* BEGIN MATERIAL PROVIDED *
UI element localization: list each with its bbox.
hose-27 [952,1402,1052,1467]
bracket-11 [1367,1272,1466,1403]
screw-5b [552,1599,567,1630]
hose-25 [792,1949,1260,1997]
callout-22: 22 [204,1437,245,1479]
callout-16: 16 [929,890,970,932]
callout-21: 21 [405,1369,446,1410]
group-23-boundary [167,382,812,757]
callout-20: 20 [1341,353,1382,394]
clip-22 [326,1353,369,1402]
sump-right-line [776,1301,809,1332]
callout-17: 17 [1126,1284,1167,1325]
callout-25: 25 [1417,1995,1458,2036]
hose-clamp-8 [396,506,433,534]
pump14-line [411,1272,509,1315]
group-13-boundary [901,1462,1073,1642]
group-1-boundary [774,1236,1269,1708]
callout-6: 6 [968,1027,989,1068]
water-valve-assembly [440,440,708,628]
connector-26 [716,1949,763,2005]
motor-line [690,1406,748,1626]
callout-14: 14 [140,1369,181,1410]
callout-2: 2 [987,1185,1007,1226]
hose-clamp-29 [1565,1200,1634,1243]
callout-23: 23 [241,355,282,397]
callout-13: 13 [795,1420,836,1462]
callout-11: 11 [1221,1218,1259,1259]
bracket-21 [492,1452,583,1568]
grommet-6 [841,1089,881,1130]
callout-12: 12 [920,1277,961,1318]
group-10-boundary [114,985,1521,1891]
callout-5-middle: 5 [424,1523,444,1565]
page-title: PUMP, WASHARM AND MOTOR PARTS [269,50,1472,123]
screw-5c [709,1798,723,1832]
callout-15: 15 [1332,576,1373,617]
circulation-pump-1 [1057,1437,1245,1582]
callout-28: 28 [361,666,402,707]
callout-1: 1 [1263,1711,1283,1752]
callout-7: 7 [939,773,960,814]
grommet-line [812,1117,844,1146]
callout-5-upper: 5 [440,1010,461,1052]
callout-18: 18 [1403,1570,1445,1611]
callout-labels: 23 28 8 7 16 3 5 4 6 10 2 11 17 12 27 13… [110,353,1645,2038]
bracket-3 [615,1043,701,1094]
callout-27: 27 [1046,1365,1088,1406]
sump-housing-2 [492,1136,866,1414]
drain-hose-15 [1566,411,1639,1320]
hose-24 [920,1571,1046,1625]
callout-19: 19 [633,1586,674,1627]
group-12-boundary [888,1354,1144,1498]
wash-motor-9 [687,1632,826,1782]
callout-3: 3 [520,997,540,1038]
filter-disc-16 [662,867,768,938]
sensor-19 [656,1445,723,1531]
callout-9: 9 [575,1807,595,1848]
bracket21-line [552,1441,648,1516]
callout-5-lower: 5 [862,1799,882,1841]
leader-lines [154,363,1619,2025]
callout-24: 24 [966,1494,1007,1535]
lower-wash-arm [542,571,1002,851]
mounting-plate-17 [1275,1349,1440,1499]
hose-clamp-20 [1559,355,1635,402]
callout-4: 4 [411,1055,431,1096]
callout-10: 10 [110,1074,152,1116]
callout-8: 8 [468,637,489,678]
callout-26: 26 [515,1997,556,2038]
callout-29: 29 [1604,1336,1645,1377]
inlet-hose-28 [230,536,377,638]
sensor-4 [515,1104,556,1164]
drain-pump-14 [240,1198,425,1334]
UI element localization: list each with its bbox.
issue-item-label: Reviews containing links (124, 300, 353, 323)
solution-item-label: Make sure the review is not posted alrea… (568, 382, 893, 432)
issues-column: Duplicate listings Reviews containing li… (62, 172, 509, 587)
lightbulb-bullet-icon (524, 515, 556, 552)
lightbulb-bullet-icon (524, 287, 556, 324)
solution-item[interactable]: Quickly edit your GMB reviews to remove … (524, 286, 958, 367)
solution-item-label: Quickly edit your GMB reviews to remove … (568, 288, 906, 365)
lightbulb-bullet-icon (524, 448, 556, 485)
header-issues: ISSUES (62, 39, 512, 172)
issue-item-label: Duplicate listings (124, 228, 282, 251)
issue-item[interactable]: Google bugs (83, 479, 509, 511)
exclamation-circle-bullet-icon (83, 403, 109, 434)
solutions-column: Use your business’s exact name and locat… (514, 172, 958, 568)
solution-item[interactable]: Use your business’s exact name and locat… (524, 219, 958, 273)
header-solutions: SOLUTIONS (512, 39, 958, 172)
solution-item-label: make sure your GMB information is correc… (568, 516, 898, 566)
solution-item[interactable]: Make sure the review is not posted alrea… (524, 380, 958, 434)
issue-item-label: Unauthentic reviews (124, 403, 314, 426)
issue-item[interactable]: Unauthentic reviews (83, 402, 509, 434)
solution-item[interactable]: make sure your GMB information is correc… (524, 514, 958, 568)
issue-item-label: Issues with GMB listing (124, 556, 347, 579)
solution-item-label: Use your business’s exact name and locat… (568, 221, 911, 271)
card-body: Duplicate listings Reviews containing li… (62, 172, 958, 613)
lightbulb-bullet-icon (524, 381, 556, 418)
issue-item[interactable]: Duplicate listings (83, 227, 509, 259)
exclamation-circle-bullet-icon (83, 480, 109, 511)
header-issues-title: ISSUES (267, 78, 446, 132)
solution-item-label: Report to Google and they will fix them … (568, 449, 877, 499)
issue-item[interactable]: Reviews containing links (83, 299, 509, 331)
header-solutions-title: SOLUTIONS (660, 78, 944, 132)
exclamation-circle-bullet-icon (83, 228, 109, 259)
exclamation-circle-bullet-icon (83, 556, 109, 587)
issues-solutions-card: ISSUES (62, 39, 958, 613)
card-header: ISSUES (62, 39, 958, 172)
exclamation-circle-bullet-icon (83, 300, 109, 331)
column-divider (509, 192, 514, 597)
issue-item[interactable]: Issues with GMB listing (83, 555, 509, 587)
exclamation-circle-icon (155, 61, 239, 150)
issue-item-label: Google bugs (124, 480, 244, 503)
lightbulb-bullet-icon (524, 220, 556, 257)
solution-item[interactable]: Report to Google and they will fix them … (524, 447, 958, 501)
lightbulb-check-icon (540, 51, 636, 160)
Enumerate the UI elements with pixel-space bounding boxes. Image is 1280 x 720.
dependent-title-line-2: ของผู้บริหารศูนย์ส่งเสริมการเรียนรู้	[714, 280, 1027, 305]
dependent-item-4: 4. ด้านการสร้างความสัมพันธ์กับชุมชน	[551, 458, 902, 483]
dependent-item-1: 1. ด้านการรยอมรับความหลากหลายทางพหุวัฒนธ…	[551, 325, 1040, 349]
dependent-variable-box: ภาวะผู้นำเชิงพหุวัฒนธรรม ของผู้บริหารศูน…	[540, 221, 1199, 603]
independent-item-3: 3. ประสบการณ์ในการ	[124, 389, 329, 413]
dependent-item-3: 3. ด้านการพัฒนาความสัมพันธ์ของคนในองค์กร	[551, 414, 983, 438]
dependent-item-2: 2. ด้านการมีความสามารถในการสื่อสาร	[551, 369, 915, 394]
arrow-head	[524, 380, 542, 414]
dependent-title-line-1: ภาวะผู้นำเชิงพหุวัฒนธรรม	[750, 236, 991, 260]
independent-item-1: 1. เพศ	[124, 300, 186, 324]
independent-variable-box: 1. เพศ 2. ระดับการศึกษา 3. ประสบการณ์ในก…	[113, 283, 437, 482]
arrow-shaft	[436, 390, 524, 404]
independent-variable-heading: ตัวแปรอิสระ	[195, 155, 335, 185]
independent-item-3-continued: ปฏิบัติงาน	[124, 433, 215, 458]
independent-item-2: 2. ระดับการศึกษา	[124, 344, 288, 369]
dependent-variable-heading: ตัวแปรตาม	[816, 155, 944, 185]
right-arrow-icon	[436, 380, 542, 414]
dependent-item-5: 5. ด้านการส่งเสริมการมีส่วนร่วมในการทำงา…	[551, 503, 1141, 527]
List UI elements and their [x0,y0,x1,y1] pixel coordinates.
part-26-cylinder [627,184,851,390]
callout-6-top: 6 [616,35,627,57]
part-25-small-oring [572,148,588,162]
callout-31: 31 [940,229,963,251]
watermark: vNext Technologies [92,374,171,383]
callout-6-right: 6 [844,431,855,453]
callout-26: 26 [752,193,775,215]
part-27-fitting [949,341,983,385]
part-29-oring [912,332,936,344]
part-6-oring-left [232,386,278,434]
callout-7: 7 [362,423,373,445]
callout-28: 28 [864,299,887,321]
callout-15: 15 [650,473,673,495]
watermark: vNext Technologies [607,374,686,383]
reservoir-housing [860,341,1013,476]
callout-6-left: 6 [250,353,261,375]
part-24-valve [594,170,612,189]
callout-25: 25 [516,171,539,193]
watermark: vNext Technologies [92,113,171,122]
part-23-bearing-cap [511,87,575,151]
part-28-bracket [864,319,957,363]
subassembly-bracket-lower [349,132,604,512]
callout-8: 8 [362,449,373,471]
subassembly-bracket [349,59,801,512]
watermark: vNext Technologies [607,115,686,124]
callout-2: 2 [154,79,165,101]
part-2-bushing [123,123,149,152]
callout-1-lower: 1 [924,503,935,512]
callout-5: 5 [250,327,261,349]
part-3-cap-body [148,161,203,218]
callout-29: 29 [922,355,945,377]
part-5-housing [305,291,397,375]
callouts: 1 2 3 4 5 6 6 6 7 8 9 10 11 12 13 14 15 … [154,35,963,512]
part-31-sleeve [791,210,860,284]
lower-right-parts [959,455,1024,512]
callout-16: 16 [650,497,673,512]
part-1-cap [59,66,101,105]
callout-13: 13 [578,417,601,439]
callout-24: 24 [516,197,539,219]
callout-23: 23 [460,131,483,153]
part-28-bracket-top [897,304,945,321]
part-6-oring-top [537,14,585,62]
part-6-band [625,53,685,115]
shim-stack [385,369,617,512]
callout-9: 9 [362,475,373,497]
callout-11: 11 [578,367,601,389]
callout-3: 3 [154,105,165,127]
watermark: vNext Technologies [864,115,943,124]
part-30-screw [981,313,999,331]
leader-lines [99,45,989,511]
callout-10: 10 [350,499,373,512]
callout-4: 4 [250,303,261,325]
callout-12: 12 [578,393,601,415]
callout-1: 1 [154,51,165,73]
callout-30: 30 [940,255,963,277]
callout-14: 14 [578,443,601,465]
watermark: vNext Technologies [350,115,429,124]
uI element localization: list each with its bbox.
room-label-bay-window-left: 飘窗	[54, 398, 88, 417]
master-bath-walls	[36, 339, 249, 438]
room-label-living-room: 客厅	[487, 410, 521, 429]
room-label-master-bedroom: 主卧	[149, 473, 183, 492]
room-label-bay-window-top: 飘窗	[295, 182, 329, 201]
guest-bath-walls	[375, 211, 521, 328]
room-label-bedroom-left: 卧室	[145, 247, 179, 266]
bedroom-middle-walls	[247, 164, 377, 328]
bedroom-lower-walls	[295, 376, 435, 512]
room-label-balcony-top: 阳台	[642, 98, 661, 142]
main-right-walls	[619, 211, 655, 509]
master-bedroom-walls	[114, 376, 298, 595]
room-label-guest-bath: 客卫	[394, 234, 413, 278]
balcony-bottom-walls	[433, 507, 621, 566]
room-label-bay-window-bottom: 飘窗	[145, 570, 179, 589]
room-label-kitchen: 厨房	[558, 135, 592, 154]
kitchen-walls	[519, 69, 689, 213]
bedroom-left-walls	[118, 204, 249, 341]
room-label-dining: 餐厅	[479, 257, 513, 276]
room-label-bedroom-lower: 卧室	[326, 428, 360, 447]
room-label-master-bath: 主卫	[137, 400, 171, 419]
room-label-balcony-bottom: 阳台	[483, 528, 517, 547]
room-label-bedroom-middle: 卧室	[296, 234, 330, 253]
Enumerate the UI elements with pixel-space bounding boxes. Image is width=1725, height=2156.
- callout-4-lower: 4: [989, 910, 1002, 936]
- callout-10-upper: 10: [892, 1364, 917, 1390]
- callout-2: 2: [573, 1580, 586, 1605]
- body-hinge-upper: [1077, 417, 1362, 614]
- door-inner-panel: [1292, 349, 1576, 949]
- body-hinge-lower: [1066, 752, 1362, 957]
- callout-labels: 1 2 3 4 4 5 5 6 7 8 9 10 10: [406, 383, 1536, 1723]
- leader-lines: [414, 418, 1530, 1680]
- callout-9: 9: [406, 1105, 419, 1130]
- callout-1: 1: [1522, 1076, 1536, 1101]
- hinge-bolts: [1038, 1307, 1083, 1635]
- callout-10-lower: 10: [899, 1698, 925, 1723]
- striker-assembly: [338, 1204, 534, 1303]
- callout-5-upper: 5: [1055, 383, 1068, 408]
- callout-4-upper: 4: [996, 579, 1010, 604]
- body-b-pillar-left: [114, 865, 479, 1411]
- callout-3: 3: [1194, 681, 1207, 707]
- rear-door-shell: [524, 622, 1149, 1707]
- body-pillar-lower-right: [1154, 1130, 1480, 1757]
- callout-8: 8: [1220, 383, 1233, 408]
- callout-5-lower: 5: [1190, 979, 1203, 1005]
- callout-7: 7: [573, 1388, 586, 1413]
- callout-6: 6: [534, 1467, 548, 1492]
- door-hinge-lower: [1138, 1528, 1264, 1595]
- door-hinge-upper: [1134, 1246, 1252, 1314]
* END MATERIAL PROVIDED *
- [EXERCISE]
Return every line of the rows above that contains the word "leader".

- [RESULT]
leader-lines [154,363,1619,2025]
leader-lines [99,45,989,511]
- leader-lines: [414, 418, 1530, 1680]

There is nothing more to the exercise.